## Task details
From the entries below, pull out each line where "were" appears.

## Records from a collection
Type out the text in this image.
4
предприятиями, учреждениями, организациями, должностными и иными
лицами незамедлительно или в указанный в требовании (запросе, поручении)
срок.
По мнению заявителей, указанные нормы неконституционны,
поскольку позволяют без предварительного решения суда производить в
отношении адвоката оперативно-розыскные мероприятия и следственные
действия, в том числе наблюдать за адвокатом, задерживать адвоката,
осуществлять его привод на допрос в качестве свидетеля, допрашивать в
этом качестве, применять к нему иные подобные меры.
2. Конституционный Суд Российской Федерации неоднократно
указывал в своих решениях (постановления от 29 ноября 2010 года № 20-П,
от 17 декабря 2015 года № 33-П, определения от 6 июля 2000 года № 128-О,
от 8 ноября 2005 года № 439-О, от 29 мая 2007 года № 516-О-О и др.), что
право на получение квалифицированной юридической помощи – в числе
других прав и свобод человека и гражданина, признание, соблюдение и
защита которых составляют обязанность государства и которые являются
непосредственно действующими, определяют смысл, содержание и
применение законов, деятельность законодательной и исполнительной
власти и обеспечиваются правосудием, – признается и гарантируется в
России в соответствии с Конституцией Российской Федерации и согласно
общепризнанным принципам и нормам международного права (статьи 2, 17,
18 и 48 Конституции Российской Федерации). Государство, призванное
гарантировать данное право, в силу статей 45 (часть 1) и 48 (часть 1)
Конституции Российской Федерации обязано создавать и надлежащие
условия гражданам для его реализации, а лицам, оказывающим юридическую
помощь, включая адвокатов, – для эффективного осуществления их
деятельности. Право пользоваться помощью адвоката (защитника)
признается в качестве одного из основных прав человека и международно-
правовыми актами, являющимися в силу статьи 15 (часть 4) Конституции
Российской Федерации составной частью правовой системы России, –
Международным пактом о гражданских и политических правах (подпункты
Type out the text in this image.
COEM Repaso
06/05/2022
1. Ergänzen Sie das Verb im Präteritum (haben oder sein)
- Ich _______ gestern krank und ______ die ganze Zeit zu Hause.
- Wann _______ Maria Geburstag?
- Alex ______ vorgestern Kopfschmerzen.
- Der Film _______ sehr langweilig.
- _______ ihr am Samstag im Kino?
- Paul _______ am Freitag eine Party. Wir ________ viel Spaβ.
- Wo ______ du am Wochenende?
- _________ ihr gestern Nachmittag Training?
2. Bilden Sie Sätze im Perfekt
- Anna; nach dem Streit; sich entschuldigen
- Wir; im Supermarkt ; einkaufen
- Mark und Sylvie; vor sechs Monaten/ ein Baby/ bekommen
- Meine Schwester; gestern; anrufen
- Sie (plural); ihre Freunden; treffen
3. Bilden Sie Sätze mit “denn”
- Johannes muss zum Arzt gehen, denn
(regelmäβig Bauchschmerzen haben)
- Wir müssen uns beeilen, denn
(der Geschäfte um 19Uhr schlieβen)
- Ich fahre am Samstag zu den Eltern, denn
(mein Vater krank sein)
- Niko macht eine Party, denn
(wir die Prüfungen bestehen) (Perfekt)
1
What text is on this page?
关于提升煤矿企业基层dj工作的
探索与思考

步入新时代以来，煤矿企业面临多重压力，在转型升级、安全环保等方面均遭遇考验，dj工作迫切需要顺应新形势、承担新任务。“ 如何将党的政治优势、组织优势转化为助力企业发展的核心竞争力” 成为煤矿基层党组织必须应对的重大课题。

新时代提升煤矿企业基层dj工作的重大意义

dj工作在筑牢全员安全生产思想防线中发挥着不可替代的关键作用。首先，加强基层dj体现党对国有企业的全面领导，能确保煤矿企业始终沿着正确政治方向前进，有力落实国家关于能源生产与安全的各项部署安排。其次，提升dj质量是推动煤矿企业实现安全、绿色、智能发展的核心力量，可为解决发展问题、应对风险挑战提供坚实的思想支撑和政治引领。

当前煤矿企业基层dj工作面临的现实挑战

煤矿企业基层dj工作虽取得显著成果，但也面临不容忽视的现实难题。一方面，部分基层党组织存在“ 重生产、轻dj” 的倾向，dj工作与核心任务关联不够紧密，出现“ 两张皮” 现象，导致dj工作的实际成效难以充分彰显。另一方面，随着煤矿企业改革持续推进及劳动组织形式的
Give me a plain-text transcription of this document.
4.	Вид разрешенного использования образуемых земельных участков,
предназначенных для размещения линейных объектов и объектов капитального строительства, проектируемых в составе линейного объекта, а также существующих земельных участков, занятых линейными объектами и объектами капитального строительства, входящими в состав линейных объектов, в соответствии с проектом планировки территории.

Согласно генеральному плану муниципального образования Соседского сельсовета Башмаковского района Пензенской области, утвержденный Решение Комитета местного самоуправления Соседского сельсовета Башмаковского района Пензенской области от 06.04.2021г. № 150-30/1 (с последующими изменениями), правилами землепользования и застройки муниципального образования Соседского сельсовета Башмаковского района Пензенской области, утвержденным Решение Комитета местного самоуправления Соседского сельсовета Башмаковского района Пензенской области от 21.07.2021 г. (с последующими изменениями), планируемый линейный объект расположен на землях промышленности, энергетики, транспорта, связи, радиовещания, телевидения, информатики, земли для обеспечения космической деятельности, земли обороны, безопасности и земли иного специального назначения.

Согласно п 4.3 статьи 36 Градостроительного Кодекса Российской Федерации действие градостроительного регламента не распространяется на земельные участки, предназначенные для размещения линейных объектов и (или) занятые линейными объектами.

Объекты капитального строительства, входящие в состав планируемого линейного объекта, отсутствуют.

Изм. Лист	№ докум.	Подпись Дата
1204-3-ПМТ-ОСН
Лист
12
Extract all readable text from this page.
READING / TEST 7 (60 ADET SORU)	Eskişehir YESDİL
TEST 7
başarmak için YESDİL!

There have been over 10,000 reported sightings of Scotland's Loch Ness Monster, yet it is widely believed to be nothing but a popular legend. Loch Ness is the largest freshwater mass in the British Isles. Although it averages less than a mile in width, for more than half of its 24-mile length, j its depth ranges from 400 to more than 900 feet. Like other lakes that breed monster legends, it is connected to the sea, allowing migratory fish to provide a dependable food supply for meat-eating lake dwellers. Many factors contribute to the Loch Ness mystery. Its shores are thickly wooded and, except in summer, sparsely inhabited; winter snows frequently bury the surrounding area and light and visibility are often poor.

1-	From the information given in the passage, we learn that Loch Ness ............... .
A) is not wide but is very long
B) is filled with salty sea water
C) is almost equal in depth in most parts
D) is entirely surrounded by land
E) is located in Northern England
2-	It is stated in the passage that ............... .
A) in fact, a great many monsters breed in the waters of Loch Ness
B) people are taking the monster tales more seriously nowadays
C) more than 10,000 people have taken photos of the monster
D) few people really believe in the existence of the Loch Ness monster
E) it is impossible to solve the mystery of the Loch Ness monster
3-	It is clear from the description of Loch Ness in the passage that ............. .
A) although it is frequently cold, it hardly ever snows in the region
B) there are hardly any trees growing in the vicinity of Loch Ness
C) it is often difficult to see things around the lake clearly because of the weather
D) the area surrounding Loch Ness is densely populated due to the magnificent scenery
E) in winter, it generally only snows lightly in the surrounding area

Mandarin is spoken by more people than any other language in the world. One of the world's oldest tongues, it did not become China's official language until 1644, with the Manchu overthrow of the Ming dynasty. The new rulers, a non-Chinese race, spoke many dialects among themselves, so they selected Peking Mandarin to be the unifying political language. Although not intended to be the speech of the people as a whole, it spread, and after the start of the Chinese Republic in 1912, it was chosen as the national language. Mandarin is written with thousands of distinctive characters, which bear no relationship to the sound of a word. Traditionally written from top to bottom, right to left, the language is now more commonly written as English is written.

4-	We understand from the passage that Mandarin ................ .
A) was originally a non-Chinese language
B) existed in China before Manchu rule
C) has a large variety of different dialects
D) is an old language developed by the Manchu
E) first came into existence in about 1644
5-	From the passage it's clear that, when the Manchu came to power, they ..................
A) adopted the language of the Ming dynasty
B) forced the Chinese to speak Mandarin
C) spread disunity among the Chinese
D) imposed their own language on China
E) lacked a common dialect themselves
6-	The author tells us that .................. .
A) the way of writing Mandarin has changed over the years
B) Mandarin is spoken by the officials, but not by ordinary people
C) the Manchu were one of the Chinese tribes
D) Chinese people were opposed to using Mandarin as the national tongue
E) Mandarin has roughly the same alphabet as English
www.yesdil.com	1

## Answer to this exercise
C) the Manchu were one of the Chinese tribes
D) Chinese people were opposed to using Mandarin as the national tongue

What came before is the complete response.